### WRITTEN INSTRUCTION
Restate the entries below word for word, omitting nothing.

### Figure collection entries
[Begin]

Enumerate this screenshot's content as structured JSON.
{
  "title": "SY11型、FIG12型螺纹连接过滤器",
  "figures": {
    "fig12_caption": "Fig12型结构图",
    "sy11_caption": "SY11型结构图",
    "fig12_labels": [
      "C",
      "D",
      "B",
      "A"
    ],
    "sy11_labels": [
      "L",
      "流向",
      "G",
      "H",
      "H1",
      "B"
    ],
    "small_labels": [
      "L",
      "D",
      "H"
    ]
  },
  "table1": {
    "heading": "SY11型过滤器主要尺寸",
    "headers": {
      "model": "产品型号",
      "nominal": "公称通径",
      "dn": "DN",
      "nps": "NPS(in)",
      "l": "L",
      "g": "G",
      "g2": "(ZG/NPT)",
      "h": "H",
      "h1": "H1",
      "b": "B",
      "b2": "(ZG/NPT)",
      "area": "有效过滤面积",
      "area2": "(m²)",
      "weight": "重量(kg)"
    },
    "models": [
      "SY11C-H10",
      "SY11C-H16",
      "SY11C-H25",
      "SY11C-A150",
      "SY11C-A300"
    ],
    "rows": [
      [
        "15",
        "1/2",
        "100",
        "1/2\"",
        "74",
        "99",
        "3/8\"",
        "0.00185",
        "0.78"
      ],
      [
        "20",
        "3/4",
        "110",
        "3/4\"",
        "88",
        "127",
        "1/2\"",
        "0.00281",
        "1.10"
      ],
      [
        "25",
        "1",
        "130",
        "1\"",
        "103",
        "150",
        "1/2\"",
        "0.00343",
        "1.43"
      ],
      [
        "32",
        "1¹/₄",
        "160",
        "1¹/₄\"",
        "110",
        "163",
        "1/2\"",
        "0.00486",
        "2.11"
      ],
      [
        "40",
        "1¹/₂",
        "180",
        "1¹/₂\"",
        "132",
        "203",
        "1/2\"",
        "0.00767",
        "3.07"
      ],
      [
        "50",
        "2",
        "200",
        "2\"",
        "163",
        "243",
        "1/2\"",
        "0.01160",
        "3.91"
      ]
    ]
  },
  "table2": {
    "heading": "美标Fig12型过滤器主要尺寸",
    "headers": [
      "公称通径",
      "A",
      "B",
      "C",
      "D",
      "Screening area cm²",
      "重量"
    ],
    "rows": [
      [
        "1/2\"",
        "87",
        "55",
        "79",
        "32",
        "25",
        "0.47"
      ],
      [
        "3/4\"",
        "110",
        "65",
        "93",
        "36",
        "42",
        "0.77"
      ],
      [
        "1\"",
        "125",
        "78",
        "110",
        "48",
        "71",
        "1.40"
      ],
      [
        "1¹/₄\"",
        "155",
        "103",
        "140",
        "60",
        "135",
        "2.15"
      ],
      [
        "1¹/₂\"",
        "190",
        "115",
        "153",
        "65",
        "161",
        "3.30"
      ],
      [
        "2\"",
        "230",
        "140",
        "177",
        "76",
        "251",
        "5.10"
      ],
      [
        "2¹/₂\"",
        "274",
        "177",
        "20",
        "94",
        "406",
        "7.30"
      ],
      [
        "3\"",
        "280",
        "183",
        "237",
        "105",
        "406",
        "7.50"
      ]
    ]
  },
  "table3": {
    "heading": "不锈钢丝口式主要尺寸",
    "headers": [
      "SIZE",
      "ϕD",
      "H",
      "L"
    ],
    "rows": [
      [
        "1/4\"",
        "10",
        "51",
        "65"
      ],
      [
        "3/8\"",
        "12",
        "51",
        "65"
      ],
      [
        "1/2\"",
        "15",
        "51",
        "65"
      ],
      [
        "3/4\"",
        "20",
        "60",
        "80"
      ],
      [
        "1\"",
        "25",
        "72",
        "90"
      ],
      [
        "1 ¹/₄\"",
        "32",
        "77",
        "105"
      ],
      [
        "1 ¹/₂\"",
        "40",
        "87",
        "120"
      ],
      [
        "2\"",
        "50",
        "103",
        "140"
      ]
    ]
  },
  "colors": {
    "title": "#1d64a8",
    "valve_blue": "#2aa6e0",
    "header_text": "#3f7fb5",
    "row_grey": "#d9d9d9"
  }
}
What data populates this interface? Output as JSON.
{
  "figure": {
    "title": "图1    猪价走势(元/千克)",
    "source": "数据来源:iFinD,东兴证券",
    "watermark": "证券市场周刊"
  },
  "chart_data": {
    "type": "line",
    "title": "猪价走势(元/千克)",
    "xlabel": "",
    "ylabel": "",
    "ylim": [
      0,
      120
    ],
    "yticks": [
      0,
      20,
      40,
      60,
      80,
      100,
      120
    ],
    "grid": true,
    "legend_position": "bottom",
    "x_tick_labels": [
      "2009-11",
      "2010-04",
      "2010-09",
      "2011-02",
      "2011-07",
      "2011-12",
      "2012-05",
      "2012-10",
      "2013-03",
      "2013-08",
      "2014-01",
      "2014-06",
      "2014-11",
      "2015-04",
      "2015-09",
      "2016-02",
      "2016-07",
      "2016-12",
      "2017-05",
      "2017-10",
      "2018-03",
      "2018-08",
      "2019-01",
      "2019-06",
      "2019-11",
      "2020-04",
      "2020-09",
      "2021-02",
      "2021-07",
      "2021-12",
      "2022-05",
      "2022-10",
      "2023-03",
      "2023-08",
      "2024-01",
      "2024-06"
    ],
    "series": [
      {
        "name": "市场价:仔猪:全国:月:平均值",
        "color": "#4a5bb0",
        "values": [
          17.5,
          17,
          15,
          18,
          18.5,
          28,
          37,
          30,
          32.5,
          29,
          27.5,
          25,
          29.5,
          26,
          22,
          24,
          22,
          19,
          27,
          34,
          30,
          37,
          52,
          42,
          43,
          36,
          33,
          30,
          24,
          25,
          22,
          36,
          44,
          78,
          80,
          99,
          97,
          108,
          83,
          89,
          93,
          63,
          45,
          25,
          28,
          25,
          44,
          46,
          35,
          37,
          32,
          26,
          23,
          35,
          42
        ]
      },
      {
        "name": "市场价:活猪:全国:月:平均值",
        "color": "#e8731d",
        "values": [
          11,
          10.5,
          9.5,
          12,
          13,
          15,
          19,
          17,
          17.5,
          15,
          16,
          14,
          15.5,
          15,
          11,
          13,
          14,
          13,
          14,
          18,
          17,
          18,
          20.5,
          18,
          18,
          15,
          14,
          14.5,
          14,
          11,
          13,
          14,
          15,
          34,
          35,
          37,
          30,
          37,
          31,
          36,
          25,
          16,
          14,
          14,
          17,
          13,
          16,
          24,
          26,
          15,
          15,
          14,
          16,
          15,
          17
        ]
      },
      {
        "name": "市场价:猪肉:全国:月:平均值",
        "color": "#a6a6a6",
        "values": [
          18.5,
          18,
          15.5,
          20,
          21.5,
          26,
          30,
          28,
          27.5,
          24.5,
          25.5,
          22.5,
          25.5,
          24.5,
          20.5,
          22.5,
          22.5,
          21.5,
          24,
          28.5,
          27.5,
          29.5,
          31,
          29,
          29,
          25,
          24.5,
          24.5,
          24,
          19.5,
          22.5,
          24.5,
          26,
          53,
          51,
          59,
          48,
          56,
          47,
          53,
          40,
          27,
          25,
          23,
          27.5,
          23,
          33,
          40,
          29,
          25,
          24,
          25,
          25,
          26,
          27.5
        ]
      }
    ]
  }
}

[End]

### EXERCISE OUTPUT
Enumerate this screenshot's content as structured JSON.
{
  "title": "SY11型、FIG12型螺纹连接过滤器",
  "figures": {
    "fig12_caption": "Fig12型结构图",
    "sy11_caption": "SY11型结构图",
    "fig12_labels": [
      "C",
      "D",
      "B",
      "A"
    ],
    "sy11_labels": [
      "L",
      "流向",
      "G",
      "H",
      "H1",
      "B"
    ],
    "small_labels": [
      "L",
      "D",
      "H"
    ]
  },
  "table1": {
    "heading": "SY11型过滤器主要尺寸",
    "headers": {
      "model": "产品型号",
      "nominal": "公称通径",
      "dn": "DN",
      "nps": "NPS(in)",
      "l": "L",
      "g": "G",
      "g2": "(ZG/NPT)",
      "h": "H",
      "h1": "H1",
      "b": "B",
      "b2": "(ZG/NPT)",
      "area": "有效过滤面积",
      "area2": "(m²)",
      "weight": "重量(kg)"
    },
    "models": [
      "SY11C-H10",
      "SY11C-H16",
      "SY11C-H25",
      "SY11C-A150",
      "SY11C-A300"
    ],
    "rows": [
      [
        "15",
        "1/2",
        "100",
        "1/2\"",
        "74",
        "99",
        "3/8\"",
        "0.00185",
        "0.78"
      ],
      [
        "20",
        "3/4",
        "110",
        "3/4\"",
        "88",
        "127",
        "1/2\"",
        "0.00281",
        "1.10"
      ],
      [
        "25",
        "1",
        "130",
        "1\"",
        "103",
        "150",
        "1/2\"",
        "0.00343",
        "1.43"
      ],
      [
        "32",
        "1¹/₄",
        "160",
        "1¹/₄\"",
        "110",
        "163",
        "1/2\"",
        "0.00486",
        "2.11"
      ],
      [
        "40",
        "1¹/₂",
        "180",
        "1¹/₂\"",
        "132",
        "203",
        "1/2\"",
        "0.00767",
        "3.07"
      ],
      [
        "50",
        "2",
        "200",
        "2\"",
        "163",
        "243",
        "1/2\"",
        "0.01160",
        "3.91"
      ]
    ]
  },
  "table2": {
    "heading": "美标Fig12型过滤器主要尺寸",
    "headers": [
      "公称通径",
      "A",
      "B",
      "C",
      "D",
      "Screening area cm²",
      "重量"
    ],
    "rows": [
      [
        "1/2\"",
        "87",
        "55",
        "79",
        "32",
        "25",
        "0.47"
      ],
      [
        "3/4\"",
        "110",
        "65",
        "93",
        "36",
        "42",
        "0.77"
      ],
      [
        "1\"",
        "125",
        "78",
        "110",
        "48",
        "71",
        "1.40"
      ],
      [
        "1¹/₄\"",
        "155",
        "103",
        "140",
        "60",
        "135",
        "2.15"
      ],
      [
        "1¹/₂\"",
        "190",
        "115",
        "153",
        "65",
        "161",
        "3.30"
      ],
      [
        "2\"",
        "230",
        "140",
        "177",
        "76",
        "251",
        "5.10"
      ],
      [
        "2¹/₂\"",
        "274",
        "177",
        "20",
        "94",
        "406",
        "7.30"
      ],
      [
        "3\"",
        "280",
        "183",
        "237",
        "105",
        "406",
        "7.50"
      ]
    ]
  },
  "table3": {
    "heading": "不锈钢丝口式主要尺寸",
    "headers": [
      "SIZE",
      "ϕD",
      "H",
      "L"
    ],
    "rows": [
      [
        "1/4\"",
        "10",
        "51",
        "65"
      ],
      [
        "3/8\"",
        "12",
        "51",
        "65"
      ],
      [
        "1/2\"",
        "15",
        "51",
        "65"
      ],
      [
        "3/4\"",
        "20",
        "60",
        "80"
      ],
      [
        "1\"",
        "25",
        "72",
        "90"
      ],
      [
        "1 ¹/₄\"",
        "32",
        "77",
        "105"
      ],
      [
        "1 ¹/₂\"",
        "40",
        "87",
        "120"
      ],
      [
        "2\"",
        "50",
        "103",
        "140"
      ]
    ]
  },
  "colors": {
    "title": "#1d64a8",
    "valve_blue": "#2aa6e0",
    "header_text": "#3f7fb5",
    "row_grey": "#d9d9d9"
  }
}
What data populates this interface? Output as JSON.
{
  "figure": {
    "title": "图1    猪价走势(元/千克)",
    "source": "数据来源:iFinD,东兴证券",
    "watermark": "证券市场周刊"
  },
  "chart_data": {
    "type": "line",
    "title": "猪价走势(元/千克)",
    "xlabel": "",
    "ylabel": "",
    "ylim": [
      0,
      120
    ],
    "yticks": [
      0,
      20,
      40,
      60,
      80,
      100,
      120
    ],
    "grid": true,
    "legend_position": "bottom",
    "x_tick_labels": [
      "2009-11",
      "2010-04",
      "2010-09",
      "2011-02",
      "2011-07",
      "2011-12",
      "2012-05",
      "2012-10",
      "2013-03",
      "2013-08",
      "2014-01",
      "2014-06",
      "2014-11",
      "2015-04",
      "2015-09",
      "2016-02",
      "2016-07",
      "2016-12",
      "2017-05",
      "2017-10",
      "2018-03",
      "2018-08",
      "2019-01",
      "2019-06",
      "2019-11",
      "2020-04",
      "2020-09",
      "2021-02",
      "2021-07",
      "2021-12",
      "2022-05",
      "2022-10",
      "2023-03",
      "2023-08",
      "2024-01",
      "2024-06"
    ],
    "series": [
      {
        "name": "市场价:仔猪:全国:月:平均值",
        "color": "#4a5bb0",
        "values": [
          17.5,
          17,
          15,
          18,
          18.5,
          28,
          37,
          30,
          32.5,
          29,
          27.5,
          25,
          29.5,
          26,
          22,
          24,
          22,
          19,
          27,
          34,
          30,
          37,
          52,
          42,
          43,
          36,
          33,
          30,
          24,
          25,
          22,
          36,
          44,
          78,
          80,
          99,
          97,
          108,
          83,
          89,
          93,
          63,
          45,
          25,
          28,
          25,
          44,
          46,
          35,
          37,
          32,
          26,
          23,
          35,
          42
        ]
      },
      {
        "name": "市场价:活猪:全国:月:平均值",
        "color": "#e8731d",
        "values": [
          11,
          10.5,
          9.5,
          12,
          13,
          15,
          19,
          17,
          17.5,
          15,
          16,
          14,
          15.5,
          15,
          11,
          13,
          14,
          13,
          14,
          18,
          17,
          18,
          20.5,
          18,
          18,
          15,
          14,
          14.5,
          14,
          11,
          13,
          14,
          15,
          34,
          35,
          37,
          30,
          37,
          31,
          36,
          25,
          16,
          14,
          14,
          17,
          13,
          16,
          24,
          26,
          15,
          15,
          14,
          16,
          15,
          17
        ]
      },
      {
        "name": "市场价:猪肉:全国:月:平均值",
        "color": "#a6a6a6",
        "values": [
          18.5,
          18,
          15.5,
          20,
          21.5,
          26,
          30,
          28,
          27.5,
          24.5,
          25.5,
          22.5,
          25.5,
          24.5,
          20.5,
          22.5,
          22.5,
          21.5,
          24,
          28.5,
          27.5,
          29.5,
          31,
          29,
          29,
          25,
          24.5,
          24.5,
          24,
          19.5,
          22.5,
          24.5,
          26,
          53,
          51,
          59,
          48,
          56,
          47,
          53,
          40,
          27,
          25,
          23,
          27.5,
          23,
          33,
          40,
          29,
          25,
          24,
          25,
          25,
          26,
          27.5
        ]
      }
    ]
  }
}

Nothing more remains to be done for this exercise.